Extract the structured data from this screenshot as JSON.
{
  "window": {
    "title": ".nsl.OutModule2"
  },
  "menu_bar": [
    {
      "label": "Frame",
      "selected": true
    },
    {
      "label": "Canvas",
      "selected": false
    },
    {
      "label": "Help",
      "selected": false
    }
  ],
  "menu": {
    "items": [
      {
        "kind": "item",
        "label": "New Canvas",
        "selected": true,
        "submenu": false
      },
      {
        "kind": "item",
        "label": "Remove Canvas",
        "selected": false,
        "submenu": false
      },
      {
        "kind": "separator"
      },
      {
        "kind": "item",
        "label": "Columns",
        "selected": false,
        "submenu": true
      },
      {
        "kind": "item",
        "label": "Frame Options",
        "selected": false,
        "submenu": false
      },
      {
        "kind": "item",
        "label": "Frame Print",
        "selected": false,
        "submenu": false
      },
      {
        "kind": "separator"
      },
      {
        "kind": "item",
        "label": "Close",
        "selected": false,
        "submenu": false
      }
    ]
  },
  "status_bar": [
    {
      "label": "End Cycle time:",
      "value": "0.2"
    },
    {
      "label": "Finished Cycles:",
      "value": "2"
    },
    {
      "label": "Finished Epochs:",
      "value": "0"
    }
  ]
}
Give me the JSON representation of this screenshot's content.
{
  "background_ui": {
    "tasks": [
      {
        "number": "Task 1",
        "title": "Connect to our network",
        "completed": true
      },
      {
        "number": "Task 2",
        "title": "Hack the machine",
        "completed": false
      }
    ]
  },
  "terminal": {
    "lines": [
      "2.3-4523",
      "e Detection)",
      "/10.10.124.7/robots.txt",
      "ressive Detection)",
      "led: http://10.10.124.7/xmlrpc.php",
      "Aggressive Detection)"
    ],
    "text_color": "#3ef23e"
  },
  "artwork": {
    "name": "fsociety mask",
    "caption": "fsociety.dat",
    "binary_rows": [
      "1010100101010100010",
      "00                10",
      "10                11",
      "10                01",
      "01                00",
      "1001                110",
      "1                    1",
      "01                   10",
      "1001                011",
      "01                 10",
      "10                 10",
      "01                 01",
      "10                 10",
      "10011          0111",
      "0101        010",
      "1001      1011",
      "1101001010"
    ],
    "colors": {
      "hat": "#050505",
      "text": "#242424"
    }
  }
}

◇ ◇ ◇

▸ **PROBLEM**:
Please restate the records in full, word for word.

▸ **REPLY TO THE EXERCISE**:
Extract the structured data from this screenshot as JSON.
{
  "window": {
    "title": ".nsl.OutModule2"
  },
  "menu_bar": [
    {
      "label": "Frame",
      "selected": true
    },
    {
      "label": "Canvas",
      "selected": false
    },
    {
      "label": "Help",
      "selected": false
    }
  ],
  "menu": {
    "items": [
      {
        "kind": "item",
        "label": "New Canvas",
        "selected": true,
        "submenu": false
      },
      {
        "kind": "item",
        "label": "Remove Canvas",
        "selected": false,
        "submenu": false
      },
      {
        "kind": "separator"
      },
      {
        "kind": "item",
        "label": "Columns",
        "selected": false,
        "submenu": true
      },
      {
        "kind": "item",
        "label": "Frame Options",
        "selected": false,
        "submenu": false
      },
      {
        "kind": "item",
        "label": "Frame Print",
        "selected": false,
        "submenu": false
      },
      {
        "kind": "separator"
      },
      {
        "kind": "item",
        "label": "Close",
        "selected": false,
        "submenu": false
      }
    ]
  },
  "status_bar": [
    {
      "label": "End Cycle time:",
      "value": "0.2"
    },
    {
      "label": "Finished Cycles:",
      "value": "2"
    },
    {
      "label": "Finished Epochs:",
      "value": "0"
    }
  ]
}
Give me the JSON representation of this screenshot's content.
{
  "background_ui": {
    "tasks": [
      {
        "number": "Task 1",
        "title": "Connect to our network",
        "completed": true
      },
      {
        "number": "Task 2",
        "title": "Hack the machine",
        "completed": false
      }
    ]
  },
  "terminal": {
    "lines": [
      "2.3-4523",
      "e Detection)",
      "/10.10.124.7/robots.txt",
      "ressive Detection)",
      "led: http://10.10.124.7/xmlrpc.php",
      "Aggressive Detection)"
    ],
    "text_color": "#3ef23e"
  },
  "artwork": {
    "name": "fsociety mask",
    "caption": "fsociety.dat",
    "binary_rows": [
      "1010100101010100010",
      "00                10",
      "10                11",
      "10                01",
      "01                00",
      "1001                110",
      "1                    1",
      "01                   10",
      "1001                011",
      "01                 10",
      "10                 10",
      "01                 01",
      "10                 10",
      "10011          0111",
      "0101        010",
      "1001      1011",
      "1101001010"
    ],
    "colors": {
      "hat": "#050505",
      "text": "#242424"
    }
  }
}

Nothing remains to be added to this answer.